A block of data

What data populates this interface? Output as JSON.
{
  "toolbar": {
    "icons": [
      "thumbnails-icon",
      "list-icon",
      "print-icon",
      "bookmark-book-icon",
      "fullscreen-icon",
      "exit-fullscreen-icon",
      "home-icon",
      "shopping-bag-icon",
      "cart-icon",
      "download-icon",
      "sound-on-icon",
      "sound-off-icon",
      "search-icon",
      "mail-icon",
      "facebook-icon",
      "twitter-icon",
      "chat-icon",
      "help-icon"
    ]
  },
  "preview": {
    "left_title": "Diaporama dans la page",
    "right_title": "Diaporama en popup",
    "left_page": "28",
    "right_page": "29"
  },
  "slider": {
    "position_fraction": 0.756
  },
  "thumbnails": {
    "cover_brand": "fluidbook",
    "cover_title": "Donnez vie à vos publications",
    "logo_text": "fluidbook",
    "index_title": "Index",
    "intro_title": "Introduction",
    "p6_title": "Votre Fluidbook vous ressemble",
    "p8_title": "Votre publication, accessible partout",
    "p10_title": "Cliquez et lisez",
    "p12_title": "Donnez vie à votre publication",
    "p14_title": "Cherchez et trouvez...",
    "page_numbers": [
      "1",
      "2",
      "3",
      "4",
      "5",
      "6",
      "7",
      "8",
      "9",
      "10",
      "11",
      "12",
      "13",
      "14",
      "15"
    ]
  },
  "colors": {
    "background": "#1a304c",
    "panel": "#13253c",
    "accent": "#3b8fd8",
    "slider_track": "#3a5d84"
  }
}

### Set problem:
Retype all of the data shown above, word for word.

### Answer for this exercise:
What data populates this interface? Output as JSON.
{
  "toolbar": {
    "icons": [
      "thumbnails-icon",
      "list-icon",
      "print-icon",
      "bookmark-book-icon",
      "fullscreen-icon",
      "exit-fullscreen-icon",
      "home-icon",
      "shopping-bag-icon",
      "cart-icon",
      "download-icon",
      "sound-on-icon",
      "sound-off-icon",
      "search-icon",
      "mail-icon",
      "facebook-icon",
      "twitter-icon",
      "chat-icon",
      "help-icon"
    ]
  },
  "preview": {
    "left_title": "Diaporama dans la page",
    "right_title": "Diaporama en popup",
    "left_page": "28",
    "right_page": "29"
  },
  "slider": {
    "position_fraction": 0.756
  },
  "thumbnails": {
    "cover_brand": "fluidbook",
    "cover_title": "Donnez vie à vos publications",
    "logo_text": "fluidbook",
    "index_title": "Index",
    "intro_title": "Introduction",
    "p6_title": "Votre Fluidbook vous ressemble",
    "p8_title": "Votre publication, accessible partout",
    "p10_title": "Cliquez et lisez",
    "p12_title": "Donnez vie à votre publication",
    "p14_title": "Cherchez et trouvez...",
    "page_numbers": [
      "1",
      "2",
      "3",
      "4",
      "5",
      "6",
      "7",
      "8",
      "9",
      "10",
      "11",
      "12",
      "13",
      "14",
      "15"
    ]
  },
  "colors": {
    "background": "#1a304c",
    "panel": "#13253c",
    "accent": "#3b8fd8",
    "slider_track": "#3a5d84"
  }
}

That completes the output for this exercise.